Dataset records
===============

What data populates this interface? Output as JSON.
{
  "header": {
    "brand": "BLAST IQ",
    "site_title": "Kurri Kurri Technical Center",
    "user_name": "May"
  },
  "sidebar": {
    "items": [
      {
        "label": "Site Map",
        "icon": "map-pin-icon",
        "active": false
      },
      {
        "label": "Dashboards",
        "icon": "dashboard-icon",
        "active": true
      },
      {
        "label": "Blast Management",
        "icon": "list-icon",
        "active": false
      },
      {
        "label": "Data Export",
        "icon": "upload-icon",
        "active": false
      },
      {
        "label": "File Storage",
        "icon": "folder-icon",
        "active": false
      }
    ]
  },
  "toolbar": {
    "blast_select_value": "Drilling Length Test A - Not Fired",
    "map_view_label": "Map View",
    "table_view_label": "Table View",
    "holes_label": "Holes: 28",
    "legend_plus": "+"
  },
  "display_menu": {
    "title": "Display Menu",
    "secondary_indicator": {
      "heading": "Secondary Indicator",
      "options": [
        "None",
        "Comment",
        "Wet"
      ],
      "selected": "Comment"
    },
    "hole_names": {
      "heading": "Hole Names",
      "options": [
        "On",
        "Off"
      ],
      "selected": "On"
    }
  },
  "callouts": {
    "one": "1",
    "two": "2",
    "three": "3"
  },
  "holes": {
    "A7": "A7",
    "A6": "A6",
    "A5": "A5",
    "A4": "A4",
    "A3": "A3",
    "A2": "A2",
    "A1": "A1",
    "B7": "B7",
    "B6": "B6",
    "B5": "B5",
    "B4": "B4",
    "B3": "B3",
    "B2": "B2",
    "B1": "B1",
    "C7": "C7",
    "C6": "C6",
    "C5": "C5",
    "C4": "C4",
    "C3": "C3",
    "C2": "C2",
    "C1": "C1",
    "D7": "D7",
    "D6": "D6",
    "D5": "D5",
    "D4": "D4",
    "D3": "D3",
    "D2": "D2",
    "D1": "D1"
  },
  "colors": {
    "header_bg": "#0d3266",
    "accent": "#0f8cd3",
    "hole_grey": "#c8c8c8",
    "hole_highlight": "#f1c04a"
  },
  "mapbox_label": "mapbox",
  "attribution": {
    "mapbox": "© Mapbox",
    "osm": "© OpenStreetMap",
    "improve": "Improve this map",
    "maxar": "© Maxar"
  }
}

===============

### YOUR OBJECTIVE
Restate the whole listing exactly, leaving out nothing.

### FINISHED TASK
What data populates this interface? Output as JSON.
{
  "header": {
    "brand": "BLAST IQ",
    "site_title": "Kurri Kurri Technical Center",
    "user_name": "May"
  },
  "sidebar": {
    "items": [
      {
        "label": "Site Map",
        "icon": "map-pin-icon",
        "active": false
      },
      {
        "label": "Dashboards",
        "icon": "dashboard-icon",
        "active": true
      },
      {
        "label": "Blast Management",
        "icon": "list-icon",
        "active": false
      },
      {
        "label": "Data Export",
        "icon": "upload-icon",
        "active": false
      },
      {
        "label": "File Storage",
        "icon": "folder-icon",
        "active": false
      }
    ]
  },
  "toolbar": {
    "blast_select_value": "Drilling Length Test A - Not Fired",
    "map_view_label": "Map View",
    "table_view_label": "Table View",
    "holes_label": "Holes: 28",
    "legend_plus": "+"
  },
  "display_menu": {
    "title": "Display Menu",
    "secondary_indicator": {
      "heading": "Secondary Indicator",
      "options": [
        "None",
        "Comment",
        "Wet"
      ],
      "selected": "Comment"
    },
    "hole_names": {
      "heading": "Hole Names",
      "options": [
        "On",
        "Off"
      ],
      "selected": "On"
    }
  },
  "callouts": {
    "one": "1",
    "two": "2",
    "three": "3"
  },
  "holes": {
    "A7": "A7",
    "A6": "A6",
    "A5": "A5",
    "A4": "A4",
    "A3": "A3",
    "A2": "A2",
    "A1": "A1",
    "B7": "B7",
    "B6": "B6",
    "B5": "B5",
    "B4": "B4",
    "B3": "B3",
    "B2": "B2",
    "B1": "B1",
    "C7": "C7",
    "C6": "C6",
    "C5": "C5",
    "C4": "C4",
    "C3": "C3",
    "C2": "C2",
    "C1": "C1",
    "D7": "D7",
    "D6": "D6",
    "D5": "D5",
    "D4": "D4",
    "D3": "D3",
    "D2": "D2",
    "D1": "D1"
  },
  "colors": {
    "header_bg": "#0d3266",
    "accent": "#0f8cd3",
    "hole_grey": "#c8c8c8",
    "hole_highlight": "#f1c04a"
  },
  "mapbox_label": "mapbox",
  "attribution": {
    "mapbox": "© Mapbox",
    "osm": "© OpenStreetMap",
    "improve": "Improve this map",
    "maxar": "© Maxar"
  }
}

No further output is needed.